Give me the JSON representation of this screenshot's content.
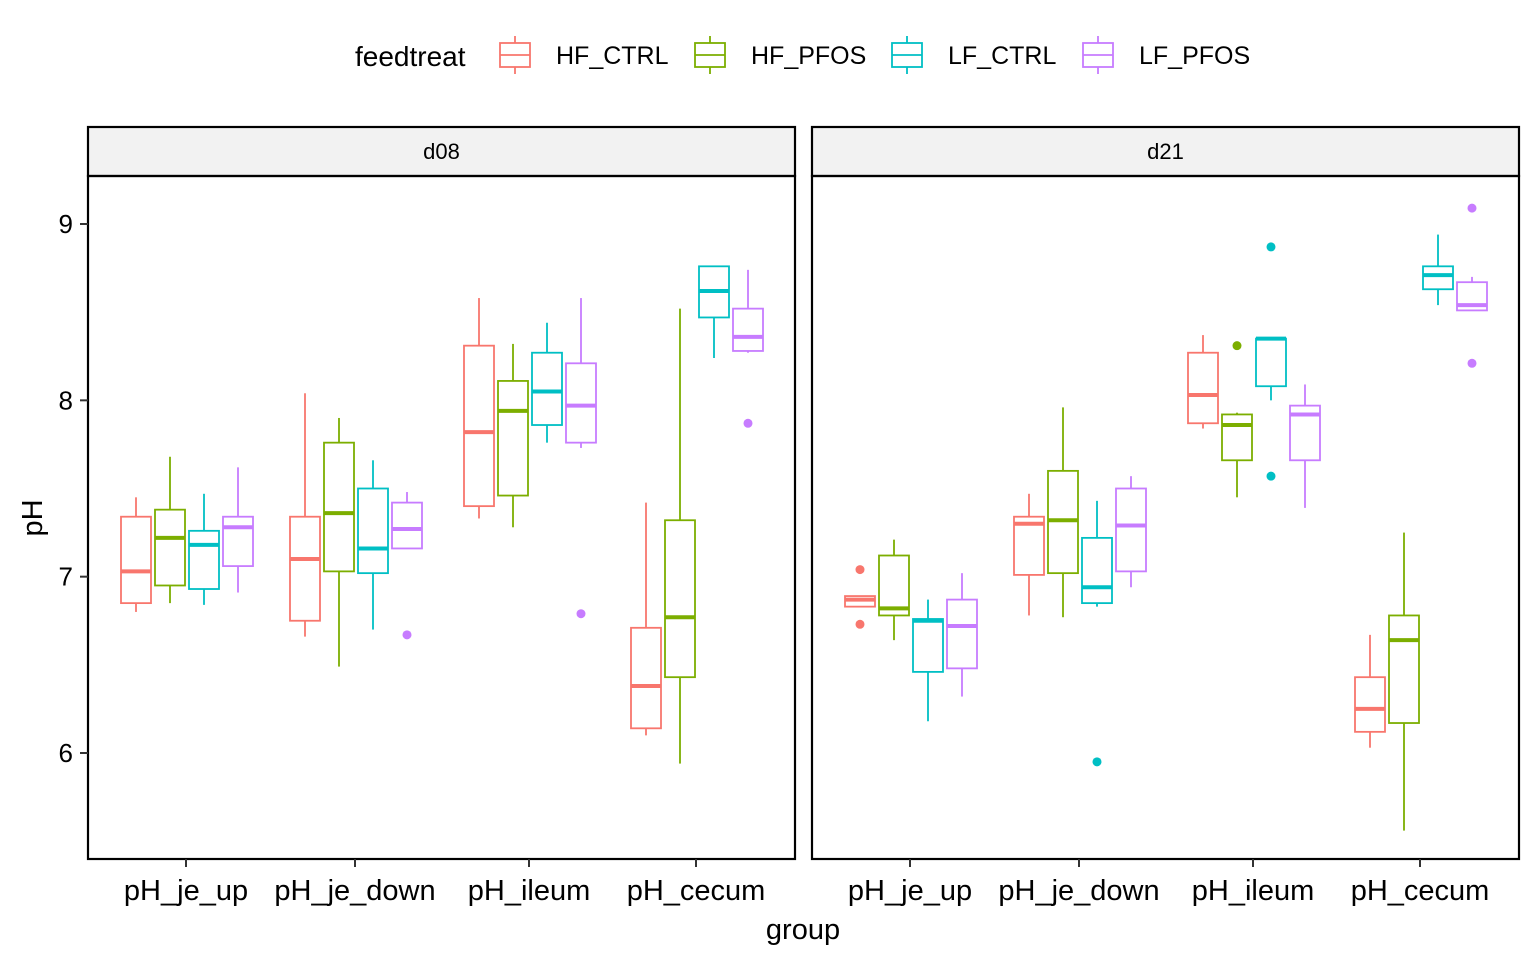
{
  "chart_data": {
    "type": "boxplot",
    "xlabel": "group",
    "ylabel": "pH",
    "ylim": [
      5.4,
      9.5
    ],
    "y_ticks": [
      6,
      7,
      8,
      9
    ],
    "categories": [
      "pH_je_up",
      "pH_je_down",
      "pH_ileum",
      "pH_cecum"
    ],
    "legend": {
      "title": "feedtreat",
      "position": "top",
      "items": [
        {
          "name": "HF_CTRL",
          "color": "#F8766D"
        },
        {
          "name": "HF_PFOS",
          "color": "#7CAE00"
        },
        {
          "name": "LF_CTRL",
          "color": "#00BFC4"
        },
        {
          "name": "LF_PFOS",
          "color": "#C77CFF"
        }
      ]
    },
    "grid": false,
    "panels": [
      {
        "label": "d08",
        "groups": [
          {
            "category": "pH_je_up",
            "boxes": [
              {
                "series": "HF_CTRL",
                "min": 6.8,
                "q1": 6.85,
                "median": 7.03,
                "q3": 7.34,
                "max": 7.45,
                "outliers": []
              },
              {
                "series": "HF_PFOS",
                "min": 6.85,
                "q1": 6.95,
                "median": 7.22,
                "q3": 7.38,
                "max": 7.68,
                "outliers": []
              },
              {
                "series": "LF_CTRL",
                "min": 6.84,
                "q1": 6.93,
                "median": 7.18,
                "q3": 7.26,
                "max": 7.47,
                "outliers": []
              },
              {
                "series": "LF_PFOS",
                "min": 6.91,
                "q1": 7.06,
                "median": 7.28,
                "q3": 7.34,
                "max": 7.62,
                "outliers": []
              }
            ]
          },
          {
            "category": "pH_je_down",
            "boxes": [
              {
                "series": "HF_CTRL",
                "min": 6.66,
                "q1": 6.75,
                "median": 7.1,
                "q3": 7.34,
                "max": 8.04,
                "outliers": []
              },
              {
                "series": "HF_PFOS",
                "min": 6.49,
                "q1": 7.03,
                "median": 7.36,
                "q3": 7.76,
                "max": 7.9,
                "outliers": []
              },
              {
                "series": "LF_CTRL",
                "min": 6.7,
                "q1": 7.02,
                "median": 7.16,
                "q3": 7.5,
                "max": 7.66,
                "outliers": []
              },
              {
                "series": "LF_PFOS",
                "min": 7.16,
                "q1": 7.16,
                "median": 7.27,
                "q3": 7.42,
                "max": 7.48,
                "outliers": [
                  6.67
                ]
              }
            ]
          },
          {
            "category": "pH_ileum",
            "boxes": [
              {
                "series": "HF_CTRL",
                "min": 7.33,
                "q1": 7.4,
                "median": 7.82,
                "q3": 8.31,
                "max": 8.58,
                "outliers": []
              },
              {
                "series": "HF_PFOS",
                "min": 7.28,
                "q1": 7.46,
                "median": 7.94,
                "q3": 8.11,
                "max": 8.32,
                "outliers": []
              },
              {
                "series": "LF_CTRL",
                "min": 7.76,
                "q1": 7.86,
                "median": 8.05,
                "q3": 8.27,
                "max": 8.44,
                "outliers": []
              },
              {
                "series": "LF_PFOS",
                "min": 7.73,
                "q1": 7.76,
                "median": 7.97,
                "q3": 8.21,
                "max": 8.58,
                "outliers": [
                  6.79
                ]
              }
            ]
          },
          {
            "category": "pH_cecum",
            "boxes": [
              {
                "series": "HF_CTRL",
                "min": 6.1,
                "q1": 6.14,
                "median": 6.38,
                "q3": 6.71,
                "max": 7.42,
                "outliers": []
              },
              {
                "series": "HF_PFOS",
                "min": 5.94,
                "q1": 6.43,
                "median": 6.77,
                "q3": 7.32,
                "max": 8.52,
                "outliers": []
              },
              {
                "series": "LF_CTRL",
                "min": 8.24,
                "q1": 8.47,
                "median": 8.62,
                "q3": 8.76,
                "max": 8.76,
                "outliers": []
              },
              {
                "series": "LF_PFOS",
                "min": 8.27,
                "q1": 8.28,
                "median": 8.36,
                "q3": 8.52,
                "max": 8.74,
                "outliers": [
                  7.87
                ]
              }
            ]
          }
        ]
      },
      {
        "label": "d21",
        "groups": [
          {
            "category": "pH_je_up",
            "boxes": [
              {
                "series": "HF_CTRL",
                "min": 6.83,
                "q1": 6.83,
                "median": 6.87,
                "q3": 6.89,
                "max": 6.89,
                "outliers": [
                  7.04,
                  6.73
                ]
              },
              {
                "series": "HF_PFOS",
                "min": 6.64,
                "q1": 6.78,
                "median": 6.82,
                "q3": 7.12,
                "max": 7.21,
                "outliers": []
              },
              {
                "series": "LF_CTRL",
                "min": 6.18,
                "q1": 6.46,
                "median": 6.75,
                "q3": 6.76,
                "max": 6.87,
                "outliers": []
              },
              {
                "series": "LF_PFOS",
                "min": 6.32,
                "q1": 6.48,
                "median": 6.72,
                "q3": 6.87,
                "max": 7.02,
                "outliers": []
              }
            ]
          },
          {
            "category": "pH_je_down",
            "boxes": [
              {
                "series": "HF_CTRL",
                "min": 6.78,
                "q1": 7.01,
                "median": 7.3,
                "q3": 7.34,
                "max": 7.47,
                "outliers": []
              },
              {
                "series": "HF_PFOS",
                "min": 6.77,
                "q1": 7.02,
                "median": 7.32,
                "q3": 7.6,
                "max": 7.96,
                "outliers": []
              },
              {
                "series": "LF_CTRL",
                "min": 6.83,
                "q1": 6.85,
                "median": 6.94,
                "q3": 7.22,
                "max": 7.43,
                "outliers": [
                  5.95
                ]
              },
              {
                "series": "LF_PFOS",
                "min": 6.94,
                "q1": 7.03,
                "median": 7.29,
                "q3": 7.5,
                "max": 7.57,
                "outliers": []
              }
            ]
          },
          {
            "category": "pH_ileum",
            "boxes": [
              {
                "series": "HF_CTRL",
                "min": 7.84,
                "q1": 7.87,
                "median": 8.03,
                "q3": 8.27,
                "max": 8.37,
                "outliers": []
              },
              {
                "series": "HF_PFOS",
                "min": 7.45,
                "q1": 7.66,
                "median": 7.86,
                "q3": 7.92,
                "max": 7.93,
                "outliers": [
                  8.31
                ]
              },
              {
                "series": "LF_CTRL",
                "min": 8.0,
                "q1": 8.08,
                "median": 8.35,
                "q3": 8.35,
                "max": 8.35,
                "outliers": [
                  8.87,
                  7.57
                ]
              },
              {
                "series": "LF_PFOS",
                "min": 7.39,
                "q1": 7.66,
                "median": 7.92,
                "q3": 7.97,
                "max": 8.09,
                "outliers": []
              }
            ]
          },
          {
            "category": "pH_cecum",
            "boxes": [
              {
                "series": "HF_CTRL",
                "min": 6.03,
                "q1": 6.12,
                "median": 6.25,
                "q3": 6.43,
                "max": 6.67,
                "outliers": []
              },
              {
                "series": "HF_PFOS",
                "min": 5.56,
                "q1": 6.17,
                "median": 6.64,
                "q3": 6.78,
                "max": 7.25,
                "outliers": []
              },
              {
                "series": "LF_CTRL",
                "min": 8.54,
                "q1": 8.63,
                "median": 8.71,
                "q3": 8.76,
                "max": 8.94,
                "outliers": []
              },
              {
                "series": "LF_PFOS",
                "min": 8.51,
                "q1": 8.51,
                "median": 8.54,
                "q3": 8.67,
                "max": 8.7,
                "outliers": [
                  9.09,
                  8.21
                ]
              }
            ]
          }
        ]
      }
    ]
  }
}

DIRECTIONS: In the material above, find the lines that contain "name" and show them.

FINISHED EXERCISE:
          "name": "HF_CTRL",
          "name": "HF_PFOS",
          "name": "LF_CTRL",
          "name": "LF_PFOS",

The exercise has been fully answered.